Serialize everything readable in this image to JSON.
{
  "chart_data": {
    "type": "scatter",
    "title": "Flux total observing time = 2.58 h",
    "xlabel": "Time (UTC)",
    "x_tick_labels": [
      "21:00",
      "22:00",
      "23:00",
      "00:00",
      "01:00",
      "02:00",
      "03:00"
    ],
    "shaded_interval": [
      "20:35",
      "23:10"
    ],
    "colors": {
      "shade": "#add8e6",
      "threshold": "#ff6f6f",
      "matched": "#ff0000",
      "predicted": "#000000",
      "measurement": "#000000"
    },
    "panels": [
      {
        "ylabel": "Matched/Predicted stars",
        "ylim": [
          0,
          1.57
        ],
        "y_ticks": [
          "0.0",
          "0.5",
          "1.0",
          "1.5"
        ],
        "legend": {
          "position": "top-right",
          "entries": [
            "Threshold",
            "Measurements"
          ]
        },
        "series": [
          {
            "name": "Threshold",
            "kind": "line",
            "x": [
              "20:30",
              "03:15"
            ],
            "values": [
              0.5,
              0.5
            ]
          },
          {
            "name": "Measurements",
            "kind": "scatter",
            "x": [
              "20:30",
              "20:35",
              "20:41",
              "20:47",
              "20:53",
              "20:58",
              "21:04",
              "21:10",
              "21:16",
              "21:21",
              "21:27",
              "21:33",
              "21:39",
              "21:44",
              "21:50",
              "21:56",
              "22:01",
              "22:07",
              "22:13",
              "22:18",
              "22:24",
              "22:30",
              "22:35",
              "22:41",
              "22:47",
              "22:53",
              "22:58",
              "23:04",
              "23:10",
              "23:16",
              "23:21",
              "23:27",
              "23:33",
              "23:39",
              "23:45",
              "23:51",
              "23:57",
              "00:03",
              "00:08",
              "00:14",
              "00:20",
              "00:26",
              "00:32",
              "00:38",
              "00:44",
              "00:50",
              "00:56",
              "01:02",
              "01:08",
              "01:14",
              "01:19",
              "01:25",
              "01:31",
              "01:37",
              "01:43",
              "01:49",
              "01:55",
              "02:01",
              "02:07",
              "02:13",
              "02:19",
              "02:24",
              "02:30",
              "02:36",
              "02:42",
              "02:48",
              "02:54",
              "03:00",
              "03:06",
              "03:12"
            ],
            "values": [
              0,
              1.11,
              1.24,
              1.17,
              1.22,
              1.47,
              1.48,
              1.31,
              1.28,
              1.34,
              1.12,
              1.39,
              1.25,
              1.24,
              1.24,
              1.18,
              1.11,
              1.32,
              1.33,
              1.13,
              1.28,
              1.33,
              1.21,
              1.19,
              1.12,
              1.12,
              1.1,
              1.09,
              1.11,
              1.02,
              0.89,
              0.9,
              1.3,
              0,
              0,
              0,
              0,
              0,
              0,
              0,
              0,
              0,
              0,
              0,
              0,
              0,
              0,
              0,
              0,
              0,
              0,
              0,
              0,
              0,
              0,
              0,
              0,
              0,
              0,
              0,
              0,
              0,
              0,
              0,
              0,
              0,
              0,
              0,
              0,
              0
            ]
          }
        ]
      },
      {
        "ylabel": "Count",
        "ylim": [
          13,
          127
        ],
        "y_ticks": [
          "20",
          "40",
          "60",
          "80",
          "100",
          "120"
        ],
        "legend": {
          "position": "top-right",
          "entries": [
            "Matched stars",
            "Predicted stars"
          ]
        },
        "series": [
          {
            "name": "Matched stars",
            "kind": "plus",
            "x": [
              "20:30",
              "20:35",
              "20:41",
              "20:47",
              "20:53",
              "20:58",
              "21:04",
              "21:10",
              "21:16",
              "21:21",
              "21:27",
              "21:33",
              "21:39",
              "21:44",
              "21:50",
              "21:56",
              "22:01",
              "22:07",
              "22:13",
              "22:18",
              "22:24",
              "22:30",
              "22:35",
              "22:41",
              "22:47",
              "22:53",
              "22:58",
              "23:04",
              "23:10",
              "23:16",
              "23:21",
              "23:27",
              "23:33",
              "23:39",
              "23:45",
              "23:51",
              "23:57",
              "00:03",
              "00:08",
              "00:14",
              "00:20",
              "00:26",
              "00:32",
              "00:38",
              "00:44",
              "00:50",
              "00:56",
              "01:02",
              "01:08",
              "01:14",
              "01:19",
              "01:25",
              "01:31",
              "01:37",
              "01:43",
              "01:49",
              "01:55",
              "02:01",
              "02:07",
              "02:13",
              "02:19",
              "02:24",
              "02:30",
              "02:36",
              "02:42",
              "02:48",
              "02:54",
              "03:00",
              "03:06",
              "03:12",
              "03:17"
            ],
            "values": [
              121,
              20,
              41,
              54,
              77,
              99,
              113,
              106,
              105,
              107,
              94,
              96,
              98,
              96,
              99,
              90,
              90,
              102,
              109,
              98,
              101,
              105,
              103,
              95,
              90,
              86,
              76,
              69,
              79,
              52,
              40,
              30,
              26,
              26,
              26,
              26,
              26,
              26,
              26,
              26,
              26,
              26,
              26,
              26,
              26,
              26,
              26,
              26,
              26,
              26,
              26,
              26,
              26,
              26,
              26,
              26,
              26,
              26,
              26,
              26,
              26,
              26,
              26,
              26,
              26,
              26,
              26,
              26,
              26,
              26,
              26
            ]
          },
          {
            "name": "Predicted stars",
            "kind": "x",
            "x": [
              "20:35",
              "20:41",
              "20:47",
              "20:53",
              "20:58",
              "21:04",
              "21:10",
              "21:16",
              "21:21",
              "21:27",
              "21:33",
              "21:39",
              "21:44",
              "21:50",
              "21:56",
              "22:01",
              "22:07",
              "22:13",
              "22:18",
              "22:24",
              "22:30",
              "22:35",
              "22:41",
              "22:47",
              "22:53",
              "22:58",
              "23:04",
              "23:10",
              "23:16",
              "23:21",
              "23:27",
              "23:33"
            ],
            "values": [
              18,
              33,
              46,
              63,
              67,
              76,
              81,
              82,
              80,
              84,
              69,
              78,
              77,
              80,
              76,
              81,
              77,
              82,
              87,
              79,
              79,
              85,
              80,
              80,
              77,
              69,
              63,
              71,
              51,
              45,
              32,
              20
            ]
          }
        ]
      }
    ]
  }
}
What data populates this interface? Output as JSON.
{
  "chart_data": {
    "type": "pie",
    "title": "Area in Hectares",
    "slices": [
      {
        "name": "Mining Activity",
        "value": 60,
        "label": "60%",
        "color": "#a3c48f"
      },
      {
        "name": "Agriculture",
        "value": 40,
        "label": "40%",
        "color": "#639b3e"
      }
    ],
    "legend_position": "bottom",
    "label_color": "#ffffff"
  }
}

---

> **What this task involves**: Copy out each line exactly.

> **Correct response**:
Serialize everything readable in this image to JSON.
{
  "chart_data": {
    "type": "scatter",
    "title": "Flux total observing time = 2.58 h",
    "xlabel": "Time (UTC)",
    "x_tick_labels": [
      "21:00",
      "22:00",
      "23:00",
      "00:00",
      "01:00",
      "02:00",
      "03:00"
    ],
    "shaded_interval": [
      "20:35",
      "23:10"
    ],
    "colors": {
      "shade": "#add8e6",
      "threshold": "#ff6f6f",
      "matched": "#ff0000",
      "predicted": "#000000",
      "measurement": "#000000"
    },
    "panels": [
      {
        "ylabel": "Matched/Predicted stars",
        "ylim": [
          0,
          1.57
        ],
        "y_ticks": [
          "0.0",
          "0.5",
          "1.0",
          "1.5"
        ],
        "legend": {
          "position": "top-right",
          "entries": [
            "Threshold",
            "Measurements"
          ]
        },
        "series": [
          {
            "name": "Threshold",
            "kind": "line",
            "x": [
              "20:30",
              "03:15"
            ],
            "values": [
              0.5,
              0.5
            ]
          },
          {
            "name": "Measurements",
            "kind": "scatter",
            "x": [
              "20:30",
              "20:35",
              "20:41",
              "20:47",
              "20:53",
              "20:58",
              "21:04",
              "21:10",
              "21:16",
              "21:21",
              "21:27",
              "21:33",
              "21:39",
              "21:44",
              "21:50",
              "21:56",
              "22:01",
              "22:07",
              "22:13",
              "22:18",
              "22:24",
              "22:30",
              "22:35",
              "22:41",
              "22:47",
              "22:53",
              "22:58",
              "23:04",
              "23:10",
              "23:16",
              "23:21",
              "23:27",
              "23:33",
              "23:39",
              "23:45",
              "23:51",
              "23:57",
              "00:03",
              "00:08",
              "00:14",
              "00:20",
              "00:26",
              "00:32",
              "00:38",
              "00:44",
              "00:50",
              "00:56",
              "01:02",
              "01:08",
              "01:14",
              "01:19",
              "01:25",
              "01:31",
              "01:37",
              "01:43",
              "01:49",
              "01:55",
              "02:01",
              "02:07",
              "02:13",
              "02:19",
              "02:24",
              "02:30",
              "02:36",
              "02:42",
              "02:48",
              "02:54",
              "03:00",
              "03:06",
              "03:12"
            ],
            "values": [
              0,
              1.11,
              1.24,
              1.17,
              1.22,
              1.47,
              1.48,
              1.31,
              1.28,
              1.34,
              1.12,
              1.39,
              1.25,
              1.24,
              1.24,
              1.18,
              1.11,
              1.32,
              1.33,
              1.13,
              1.28,
              1.33,
              1.21,
              1.19,
              1.12,
              1.12,
              1.1,
              1.09,
              1.11,
              1.02,
              0.89,
              0.9,
              1.3,
              0,
              0,
              0,
              0,
              0,
              0,
              0,
              0,
              0,
              0,
              0,
              0,
              0,
              0,
              0,
              0,
              0,
              0,
              0,
              0,
              0,
              0,
              0,
              0,
              0,
              0,
              0,
              0,
              0,
              0,
              0,
              0,
              0,
              0,
              0,
              0,
              0
            ]
          }
        ]
      },
      {
        "ylabel": "Count",
        "ylim": [
          13,
          127
        ],
        "y_ticks": [
          "20",
          "40",
          "60",
          "80",
          "100",
          "120"
        ],
        "legend": {
          "position": "top-right",
          "entries": [
            "Matched stars",
            "Predicted stars"
          ]
        },
        "series": [
          {
            "name": "Matched stars",
            "kind": "plus",
            "x": [
              "20:30",
              "20:35",
              "20:41",
              "20:47",
              "20:53",
              "20:58",
              "21:04",
              "21:10",
              "21:16",
              "21:21",
              "21:27",
              "21:33",
              "21:39",
              "21:44",
              "21:50",
              "21:56",
              "22:01",
              "22:07",
              "22:13",
              "22:18",
              "22:24",
              "22:30",
              "22:35",
              "22:41",
              "22:47",
              "22:53",
              "22:58",
              "23:04",
              "23:10",
              "23:16",
              "23:21",
              "23:27",
              "23:33",
              "23:39",
              "23:45",
              "23:51",
              "23:57",
              "00:03",
              "00:08",
              "00:14",
              "00:20",
              "00:26",
              "00:32",
              "00:38",
              "00:44",
              "00:50",
              "00:56",
              "01:02",
              "01:08",
              "01:14",
              "01:19",
              "01:25",
              "01:31",
              "01:37",
              "01:43",
              "01:49",
              "01:55",
              "02:01",
              "02:07",
              "02:13",
              "02:19",
              "02:24",
              "02:30",
              "02:36",
              "02:42",
              "02:48",
              "02:54",
              "03:00",
              "03:06",
              "03:12",
              "03:17"
            ],
            "values": [
              121,
              20,
              41,
              54,
              77,
              99,
              113,
              106,
              105,
              107,
              94,
              96,
              98,
              96,
              99,
              90,
              90,
              102,
              109,
              98,
              101,
              105,
              103,
              95,
              90,
              86,
              76,
              69,
              79,
              52,
              40,
              30,
              26,
              26,
              26,
              26,
              26,
              26,
              26,
              26,
              26,
              26,
              26,
              26,
              26,
              26,
              26,
              26,
              26,
              26,
              26,
              26,
              26,
              26,
              26,
              26,
              26,
              26,
              26,
              26,
              26,
              26,
              26,
              26,
              26,
              26,
              26,
              26,
              26,
              26,
              26
            ]
          },
          {
            "name": "Predicted stars",
            "kind": "x",
            "x": [
              "20:35",
              "20:41",
              "20:47",
              "20:53",
              "20:58",
              "21:04",
              "21:10",
              "21:16",
              "21:21",
              "21:27",
              "21:33",
              "21:39",
              "21:44",
              "21:50",
              "21:56",
              "22:01",
              "22:07",
              "22:13",
              "22:18",
              "22:24",
              "22:30",
              "22:35",
              "22:41",
              "22:47",
              "22:53",
              "22:58",
              "23:04",
              "23:10",
              "23:16",
              "23:21",
              "23:27",
              "23:33"
            ],
            "values": [
              18,
              33,
              46,
              63,
              67,
              76,
              81,
              82,
              80,
              84,
              69,
              78,
              77,
              80,
              76,
              81,
              77,
              82,
              87,
              79,
              79,
              85,
              80,
              80,
              77,
              69,
              63,
              71,
              51,
              45,
              32,
              20
            ]
          }
        ]
      }
    ]
  }
}
What data populates this interface? Output as JSON.
{
  "chart_data": {
    "type": "pie",
    "title": "Area in Hectares",
    "slices": [
      {
        "name": "Mining Activity",
        "value": 60,
        "label": "60%",
        "color": "#a3c48f"
      },
      {
        "name": "Agriculture",
        "value": 40,
        "label": "40%",
        "color": "#639b3e"
      }
    ],
    "legend_position": "bottom",
    "label_color": "#ffffff"
  }
}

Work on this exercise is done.